-- start of Provided information --
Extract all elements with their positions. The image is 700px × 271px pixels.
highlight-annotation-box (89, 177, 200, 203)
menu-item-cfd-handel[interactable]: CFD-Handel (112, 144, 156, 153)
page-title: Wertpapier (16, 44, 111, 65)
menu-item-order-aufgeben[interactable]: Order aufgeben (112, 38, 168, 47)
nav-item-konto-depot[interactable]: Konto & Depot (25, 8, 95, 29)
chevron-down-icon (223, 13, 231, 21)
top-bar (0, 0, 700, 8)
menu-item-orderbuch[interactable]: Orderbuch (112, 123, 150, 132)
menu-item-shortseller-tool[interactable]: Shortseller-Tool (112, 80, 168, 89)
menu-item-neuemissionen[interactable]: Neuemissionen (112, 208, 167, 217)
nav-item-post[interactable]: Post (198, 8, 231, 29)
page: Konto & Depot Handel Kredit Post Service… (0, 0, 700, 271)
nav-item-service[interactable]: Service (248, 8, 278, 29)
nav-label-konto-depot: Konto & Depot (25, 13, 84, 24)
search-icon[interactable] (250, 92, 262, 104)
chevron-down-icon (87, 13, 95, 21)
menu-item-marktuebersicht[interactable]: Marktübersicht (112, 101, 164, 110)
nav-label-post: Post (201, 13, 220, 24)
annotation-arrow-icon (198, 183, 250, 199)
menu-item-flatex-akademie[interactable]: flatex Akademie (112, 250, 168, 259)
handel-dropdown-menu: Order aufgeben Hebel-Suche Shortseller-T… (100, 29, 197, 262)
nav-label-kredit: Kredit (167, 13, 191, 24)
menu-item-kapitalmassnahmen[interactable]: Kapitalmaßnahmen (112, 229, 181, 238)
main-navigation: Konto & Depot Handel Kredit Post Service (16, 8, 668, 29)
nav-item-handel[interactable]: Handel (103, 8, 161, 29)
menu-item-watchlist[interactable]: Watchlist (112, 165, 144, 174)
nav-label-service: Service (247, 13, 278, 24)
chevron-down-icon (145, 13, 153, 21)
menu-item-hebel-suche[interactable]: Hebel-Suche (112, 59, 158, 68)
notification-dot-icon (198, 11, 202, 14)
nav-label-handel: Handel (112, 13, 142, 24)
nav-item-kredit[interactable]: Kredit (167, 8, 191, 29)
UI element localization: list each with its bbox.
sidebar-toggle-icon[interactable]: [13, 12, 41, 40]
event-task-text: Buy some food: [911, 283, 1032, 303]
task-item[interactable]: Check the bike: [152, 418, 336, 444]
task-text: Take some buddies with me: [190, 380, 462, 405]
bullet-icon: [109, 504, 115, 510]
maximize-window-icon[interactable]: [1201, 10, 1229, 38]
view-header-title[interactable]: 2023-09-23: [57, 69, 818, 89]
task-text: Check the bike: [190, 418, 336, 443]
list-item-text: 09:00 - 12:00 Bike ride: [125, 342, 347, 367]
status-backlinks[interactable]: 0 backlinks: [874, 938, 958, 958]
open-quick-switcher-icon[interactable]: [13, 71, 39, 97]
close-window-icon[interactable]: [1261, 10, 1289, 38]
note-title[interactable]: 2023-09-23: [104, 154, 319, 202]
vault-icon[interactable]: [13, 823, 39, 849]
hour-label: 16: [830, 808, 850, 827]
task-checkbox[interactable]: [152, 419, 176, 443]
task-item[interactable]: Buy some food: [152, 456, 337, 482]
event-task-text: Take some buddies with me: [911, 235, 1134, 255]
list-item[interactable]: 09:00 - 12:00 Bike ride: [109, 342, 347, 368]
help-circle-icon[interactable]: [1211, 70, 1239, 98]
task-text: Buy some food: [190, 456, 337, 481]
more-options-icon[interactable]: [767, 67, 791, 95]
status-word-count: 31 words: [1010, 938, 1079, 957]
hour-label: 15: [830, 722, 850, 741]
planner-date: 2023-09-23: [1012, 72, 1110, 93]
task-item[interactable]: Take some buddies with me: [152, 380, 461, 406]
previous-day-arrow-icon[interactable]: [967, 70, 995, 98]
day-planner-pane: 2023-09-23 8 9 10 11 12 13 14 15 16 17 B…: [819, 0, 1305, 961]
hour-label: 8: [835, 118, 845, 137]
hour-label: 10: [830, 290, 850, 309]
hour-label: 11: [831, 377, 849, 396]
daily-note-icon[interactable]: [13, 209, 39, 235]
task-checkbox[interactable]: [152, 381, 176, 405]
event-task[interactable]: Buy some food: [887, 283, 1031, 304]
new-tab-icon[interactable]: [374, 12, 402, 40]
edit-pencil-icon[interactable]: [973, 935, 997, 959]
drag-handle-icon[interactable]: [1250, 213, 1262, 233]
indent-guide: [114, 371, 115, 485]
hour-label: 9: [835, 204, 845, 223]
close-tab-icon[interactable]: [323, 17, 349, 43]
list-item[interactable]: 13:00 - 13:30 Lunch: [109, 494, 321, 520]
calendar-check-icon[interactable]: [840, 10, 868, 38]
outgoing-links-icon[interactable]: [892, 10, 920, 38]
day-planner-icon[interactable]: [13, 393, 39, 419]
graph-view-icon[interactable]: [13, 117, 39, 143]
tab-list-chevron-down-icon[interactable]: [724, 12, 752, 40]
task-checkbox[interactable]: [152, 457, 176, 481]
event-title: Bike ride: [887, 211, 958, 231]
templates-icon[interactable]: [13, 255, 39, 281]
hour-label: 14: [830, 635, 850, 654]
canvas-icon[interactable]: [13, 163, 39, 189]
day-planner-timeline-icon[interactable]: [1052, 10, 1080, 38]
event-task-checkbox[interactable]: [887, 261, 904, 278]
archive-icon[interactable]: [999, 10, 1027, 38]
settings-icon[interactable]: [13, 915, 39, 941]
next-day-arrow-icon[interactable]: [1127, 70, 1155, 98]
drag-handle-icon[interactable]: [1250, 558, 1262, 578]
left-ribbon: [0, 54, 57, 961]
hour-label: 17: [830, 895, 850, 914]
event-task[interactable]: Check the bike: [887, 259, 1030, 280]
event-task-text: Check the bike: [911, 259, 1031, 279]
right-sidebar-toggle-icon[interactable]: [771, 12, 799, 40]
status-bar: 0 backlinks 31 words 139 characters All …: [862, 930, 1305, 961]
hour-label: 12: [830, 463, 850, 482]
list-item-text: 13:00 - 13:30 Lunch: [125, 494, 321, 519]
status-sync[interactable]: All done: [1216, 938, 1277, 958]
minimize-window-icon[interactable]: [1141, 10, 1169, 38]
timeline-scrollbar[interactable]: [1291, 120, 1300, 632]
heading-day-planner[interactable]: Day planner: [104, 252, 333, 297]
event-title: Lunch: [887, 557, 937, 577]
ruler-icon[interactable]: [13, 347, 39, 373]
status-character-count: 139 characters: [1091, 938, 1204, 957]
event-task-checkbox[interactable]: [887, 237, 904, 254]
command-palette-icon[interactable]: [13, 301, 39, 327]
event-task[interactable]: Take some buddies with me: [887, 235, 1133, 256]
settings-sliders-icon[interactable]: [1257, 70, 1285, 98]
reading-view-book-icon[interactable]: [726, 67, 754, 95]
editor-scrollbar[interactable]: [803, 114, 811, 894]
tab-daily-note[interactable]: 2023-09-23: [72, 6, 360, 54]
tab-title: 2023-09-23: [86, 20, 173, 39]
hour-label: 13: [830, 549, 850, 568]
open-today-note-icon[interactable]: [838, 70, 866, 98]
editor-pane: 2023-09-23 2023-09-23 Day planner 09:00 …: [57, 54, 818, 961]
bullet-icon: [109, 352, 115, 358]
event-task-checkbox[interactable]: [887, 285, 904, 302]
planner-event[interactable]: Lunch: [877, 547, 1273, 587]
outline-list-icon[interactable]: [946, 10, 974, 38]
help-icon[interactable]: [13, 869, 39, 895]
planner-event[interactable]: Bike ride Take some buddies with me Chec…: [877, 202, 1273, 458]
-- end of Provided information --
Reproduce every line of the records above without changing anything.

The output =
Extract all elements with their positions. The image is 700px × 271px pixels.
highlight-annotation-box (89, 177, 200, 203)
menu-item-cfd-handel[interactable]: CFD-Handel (112, 144, 156, 153)
page-title: Wertpapier (16, 44, 111, 65)
menu-item-order-aufgeben[interactable]: Order aufgeben (112, 38, 168, 47)
nav-item-konto-depot[interactable]: Konto & Depot (25, 8, 95, 29)
chevron-down-icon (223, 13, 231, 21)
top-bar (0, 0, 700, 8)
menu-item-orderbuch[interactable]: Orderbuch (112, 123, 150, 132)
menu-item-shortseller-tool[interactable]: Shortseller-Tool (112, 80, 168, 89)
menu-item-neuemissionen[interactable]: Neuemissionen (112, 208, 167, 217)
nav-item-post[interactable]: Post (198, 8, 231, 29)
page: Konto & Depot Handel Kredit Post Service… (0, 0, 700, 271)
nav-item-service[interactable]: Service (248, 8, 278, 29)
nav-label-konto-depot: Konto & Depot (25, 13, 84, 24)
search-icon[interactable] (250, 92, 262, 104)
chevron-down-icon (87, 13, 95, 21)
menu-item-marktuebersicht[interactable]: Marktübersicht (112, 101, 164, 110)
nav-label-post: Post (201, 13, 220, 24)
annotation-arrow-icon (198, 183, 250, 199)
menu-item-flatex-akademie[interactable]: flatex Akademie (112, 250, 168, 259)
handel-dropdown-menu: Order aufgeben Hebel-Suche Shortseller-T… (100, 29, 197, 262)
nav-label-kredit: Kredit (167, 13, 191, 24)
menu-item-kapitalmassnahmen[interactable]: Kapitalmaßnahmen (112, 229, 181, 238)
main-navigation: Konto & Depot Handel Kredit Post Service (16, 8, 668, 29)
nav-item-handel[interactable]: Handel (103, 8, 161, 29)
menu-item-watchlist[interactable]: Watchlist (112, 165, 144, 174)
nav-label-service: Service (247, 13, 278, 24)
chevron-down-icon (145, 13, 153, 21)
menu-item-hebel-suche[interactable]: Hebel-Suche (112, 59, 158, 68)
notification-dot-icon (198, 11, 202, 14)
nav-label-handel: Handel (112, 13, 142, 24)
nav-item-kredit[interactable]: Kredit (167, 8, 191, 29)
UI element localization: list each with its bbox.
sidebar-toggle-icon[interactable]: [13, 12, 41, 40]
event-task-text: Buy some food: [911, 283, 1032, 303]
task-item[interactable]: Check the bike: [152, 418, 336, 444]
task-text: Take some buddies with me: [190, 380, 462, 405]
bullet-icon: [109, 504, 115, 510]
maximize-window-icon[interactable]: [1201, 10, 1229, 38]
view-header-title[interactable]: 2023-09-23: [57, 69, 818, 89]
task-text: Check the bike: [190, 418, 336, 443]
list-item-text: 09:00 - 12:00 Bike ride: [125, 342, 347, 367]
status-backlinks[interactable]: 0 backlinks: [874, 938, 958, 958]
open-quick-switcher-icon[interactable]: [13, 71, 39, 97]
close-window-icon[interactable]: [1261, 10, 1289, 38]
note-title[interactable]: 2023-09-23: [104, 154, 319, 202]
vault-icon[interactable]: [13, 823, 39, 849]
hour-label: 16: [830, 808, 850, 827]
task-checkbox[interactable]: [152, 419, 176, 443]
task-item[interactable]: Buy some food: [152, 456, 337, 482]
event-task-text: Take some buddies with me: [911, 235, 1134, 255]
list-item[interactable]: 09:00 - 12:00 Bike ride: [109, 342, 347, 368]
help-circle-icon[interactable]: [1211, 70, 1239, 98]
task-text: Buy some food: [190, 456, 337, 481]
more-options-icon[interactable]: [767, 67, 791, 95]
status-word-count: 31 words: [1010, 938, 1079, 957]
hour-label: 15: [830, 722, 850, 741]
planner-date: 2023-09-23: [1012, 72, 1110, 93]
task-item[interactable]: Take some buddies with me: [152, 380, 461, 406]
previous-day-arrow-icon[interactable]: [967, 70, 995, 98]
day-planner-pane: 2023-09-23 8 9 10 11 12 13 14 15 16 17 B…: [819, 0, 1305, 961]
hour-label: 8: [835, 118, 845, 137]
hour-label: 10: [830, 290, 850, 309]
hour-label: 11: [831, 377, 849, 396]
daily-note-icon[interactable]: [13, 209, 39, 235]
task-checkbox[interactable]: [152, 381, 176, 405]
event-task[interactable]: Buy some food: [887, 283, 1031, 304]
new-tab-icon[interactable]: [374, 12, 402, 40]
edit-pencil-icon[interactable]: [973, 935, 997, 959]
drag-handle-icon[interactable]: [1250, 213, 1262, 233]
indent-guide: [114, 371, 115, 485]
hour-label: 9: [835, 204, 845, 223]
close-tab-icon[interactable]: [323, 17, 349, 43]
list-item[interactable]: 13:00 - 13:30 Lunch: [109, 494, 321, 520]
calendar-check-icon[interactable]: [840, 10, 868, 38]
outgoing-links-icon[interactable]: [892, 10, 920, 38]
day-planner-icon[interactable]: [13, 393, 39, 419]
graph-view-icon[interactable]: [13, 117, 39, 143]
tab-list-chevron-down-icon[interactable]: [724, 12, 752, 40]
task-checkbox[interactable]: [152, 457, 176, 481]
event-title: Bike ride: [887, 211, 958, 231]
templates-icon[interactable]: [13, 255, 39, 281]
hour-label: 14: [830, 635, 850, 654]
canvas-icon[interactable]: [13, 163, 39, 189]
day-planner-timeline-icon[interactable]: [1052, 10, 1080, 38]
event-task-checkbox[interactable]: [887, 261, 904, 278]
archive-icon[interactable]: [999, 10, 1027, 38]
settings-icon[interactable]: [13, 915, 39, 941]
next-day-arrow-icon[interactable]: [1127, 70, 1155, 98]
drag-handle-icon[interactable]: [1250, 558, 1262, 578]
left-ribbon: [0, 54, 57, 961]
hour-label: 17: [830, 895, 850, 914]
event-task[interactable]: Check the bike: [887, 259, 1030, 280]
event-task-text: Check the bike: [911, 259, 1031, 279]
right-sidebar-toggle-icon[interactable]: [771, 12, 799, 40]
status-bar: 0 backlinks 31 words 139 characters All …: [862, 930, 1305, 961]
hour-label: 12: [830, 463, 850, 482]
list-item-text: 13:00 - 13:30 Lunch: [125, 494, 321, 519]
status-sync[interactable]: All done: [1216, 938, 1277, 958]
minimize-window-icon[interactable]: [1141, 10, 1169, 38]
timeline-scrollbar[interactable]: [1291, 120, 1300, 632]
heading-day-planner[interactable]: Day planner: [104, 252, 333, 297]
event-title: Lunch: [887, 557, 937, 577]
ruler-icon[interactable]: [13, 347, 39, 373]
status-character-count: 139 characters: [1091, 938, 1204, 957]
event-task-checkbox[interactable]: [887, 237, 904, 254]
command-palette-icon[interactable]: [13, 301, 39, 327]
event-task[interactable]: Take some buddies with me: [887, 235, 1133, 256]
settings-sliders-icon[interactable]: [1257, 70, 1285, 98]
reading-view-book-icon[interactable]: [726, 67, 754, 95]
editor-scrollbar[interactable]: [803, 114, 811, 894]
tab-daily-note[interactable]: 2023-09-23: [72, 6, 360, 54]
tab-title: 2023-09-23: [86, 20, 173, 39]
hour-label: 13: [830, 549, 850, 568]
open-today-note-icon[interactable]: [838, 70, 866, 98]
editor-pane: 2023-09-23 2023-09-23 Day planner 09:00 …: [57, 54, 818, 961]
bullet-icon: [109, 352, 115, 358]
event-task-checkbox[interactable]: [887, 285, 904, 302]
planner-event[interactable]: Lunch: [877, 547, 1273, 587]
outline-list-icon[interactable]: [946, 10, 974, 38]
help-icon[interactable]: [13, 869, 39, 895]
planner-event[interactable]: Bike ride Take some buddies with me Chec…: [877, 202, 1273, 458]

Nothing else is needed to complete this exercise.